Material –
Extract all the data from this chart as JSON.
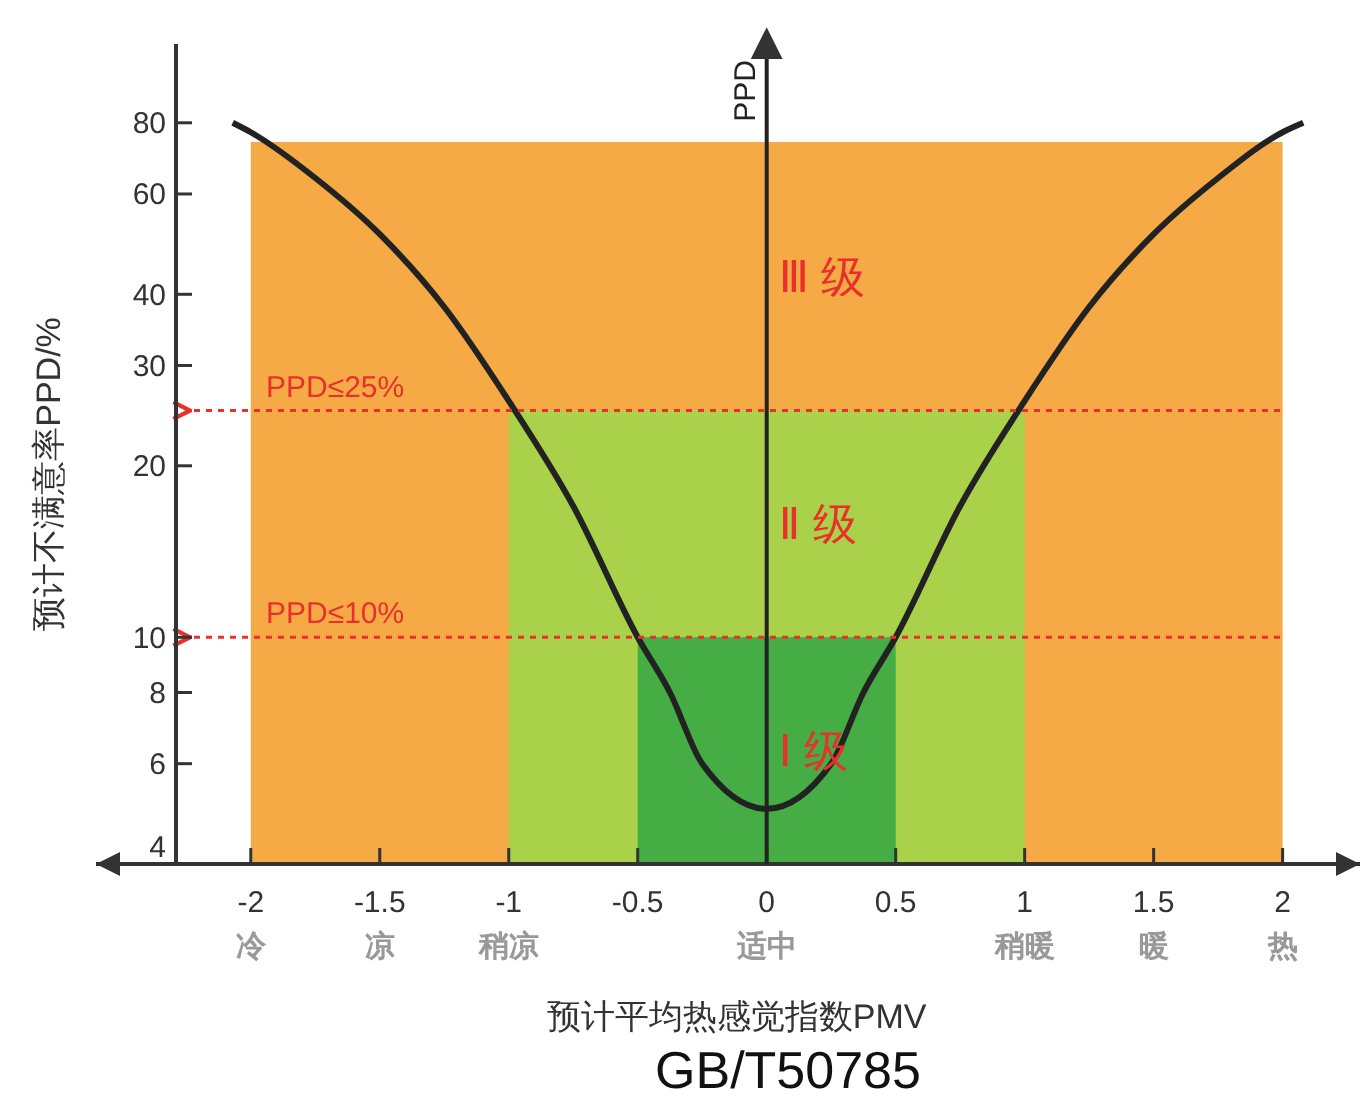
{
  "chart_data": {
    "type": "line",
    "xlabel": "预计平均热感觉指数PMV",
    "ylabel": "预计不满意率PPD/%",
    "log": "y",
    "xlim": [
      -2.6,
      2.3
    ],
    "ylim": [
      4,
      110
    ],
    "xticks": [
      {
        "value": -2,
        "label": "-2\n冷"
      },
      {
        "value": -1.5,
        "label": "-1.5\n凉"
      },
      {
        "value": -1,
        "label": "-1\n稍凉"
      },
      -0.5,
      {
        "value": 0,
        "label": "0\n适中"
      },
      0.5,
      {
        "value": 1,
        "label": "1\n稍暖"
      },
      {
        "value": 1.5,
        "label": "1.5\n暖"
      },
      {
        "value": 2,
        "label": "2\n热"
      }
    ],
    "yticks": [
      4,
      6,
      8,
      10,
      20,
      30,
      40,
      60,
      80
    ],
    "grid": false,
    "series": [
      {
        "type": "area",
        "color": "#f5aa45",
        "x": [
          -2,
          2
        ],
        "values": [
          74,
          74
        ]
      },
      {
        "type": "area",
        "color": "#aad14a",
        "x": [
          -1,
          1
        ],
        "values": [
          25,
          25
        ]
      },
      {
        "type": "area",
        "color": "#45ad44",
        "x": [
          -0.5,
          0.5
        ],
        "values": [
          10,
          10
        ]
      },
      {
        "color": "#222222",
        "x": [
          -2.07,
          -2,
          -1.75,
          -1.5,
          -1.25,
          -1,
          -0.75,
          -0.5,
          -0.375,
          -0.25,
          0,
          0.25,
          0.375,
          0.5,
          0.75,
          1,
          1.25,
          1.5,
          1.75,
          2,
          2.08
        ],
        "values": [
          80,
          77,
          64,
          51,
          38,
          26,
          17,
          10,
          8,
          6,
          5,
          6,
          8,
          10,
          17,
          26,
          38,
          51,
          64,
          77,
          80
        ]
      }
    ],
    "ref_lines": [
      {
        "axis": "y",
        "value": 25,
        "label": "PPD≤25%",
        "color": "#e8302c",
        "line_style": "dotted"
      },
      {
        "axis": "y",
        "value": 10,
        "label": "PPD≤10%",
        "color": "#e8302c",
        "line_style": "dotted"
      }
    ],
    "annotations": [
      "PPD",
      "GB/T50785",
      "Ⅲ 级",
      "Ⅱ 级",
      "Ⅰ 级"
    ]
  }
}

Task requirements – Repeat all of the data above word for word, minus the pictures.

Solved exercise –
Extract all the data from this chart as JSON.
{
  "chart_data": {
    "type": "line",
    "xlabel": "预计平均热感觉指数PMV",
    "ylabel": "预计不满意率PPD/%",
    "log": "y",
    "xlim": [
      -2.6,
      2.3
    ],
    "ylim": [
      4,
      110
    ],
    "xticks": [
      {
        "value": -2,
        "label": "-2\n冷"
      },
      {
        "value": -1.5,
        "label": "-1.5\n凉"
      },
      {
        "value": -1,
        "label": "-1\n稍凉"
      },
      -0.5,
      {
        "value": 0,
        "label": "0\n适中"
      },
      0.5,
      {
        "value": 1,
        "label": "1\n稍暖"
      },
      {
        "value": 1.5,
        "label": "1.5\n暖"
      },
      {
        "value": 2,
        "label": "2\n热"
      }
    ],
    "yticks": [
      4,
      6,
      8,
      10,
      20,
      30,
      40,
      60,
      80
    ],
    "grid": false,
    "series": [
      {
        "type": "area",
        "color": "#f5aa45",
        "x": [
          -2,
          2
        ],
        "values": [
          74,
          74
        ]
      },
      {
        "type": "area",
        "color": "#aad14a",
        "x": [
          -1,
          1
        ],
        "values": [
          25,
          25
        ]
      },
      {
        "type": "area",
        "color": "#45ad44",
        "x": [
          -0.5,
          0.5
        ],
        "values": [
          10,
          10
        ]
      },
      {
        "color": "#222222",
        "x": [
          -2.07,
          -2,
          -1.75,
          -1.5,
          -1.25,
          -1,
          -0.75,
          -0.5,
          -0.375,
          -0.25,
          0,
          0.25,
          0.375,
          0.5,
          0.75,
          1,
          1.25,
          1.5,
          1.75,
          2,
          2.08
        ],
        "values": [
          80,
          77,
          64,
          51,
          38,
          26,
          17,
          10,
          8,
          6,
          5,
          6,
          8,
          10,
          17,
          26,
          38,
          51,
          64,
          77,
          80
        ]
      }
    ],
    "ref_lines": [
      {
        "axis": "y",
        "value": 25,
        "label": "PPD≤25%",
        "color": "#e8302c",
        "line_style": "dotted"
      },
      {
        "axis": "y",
        "value": 10,
        "label": "PPD≤10%",
        "color": "#e8302c",
        "line_style": "dotted"
      }
    ],
    "annotations": [
      "PPD",
      "GB/T50785",
      "Ⅲ 级",
      "Ⅱ 级",
      "Ⅰ 级"
    ]
  }
}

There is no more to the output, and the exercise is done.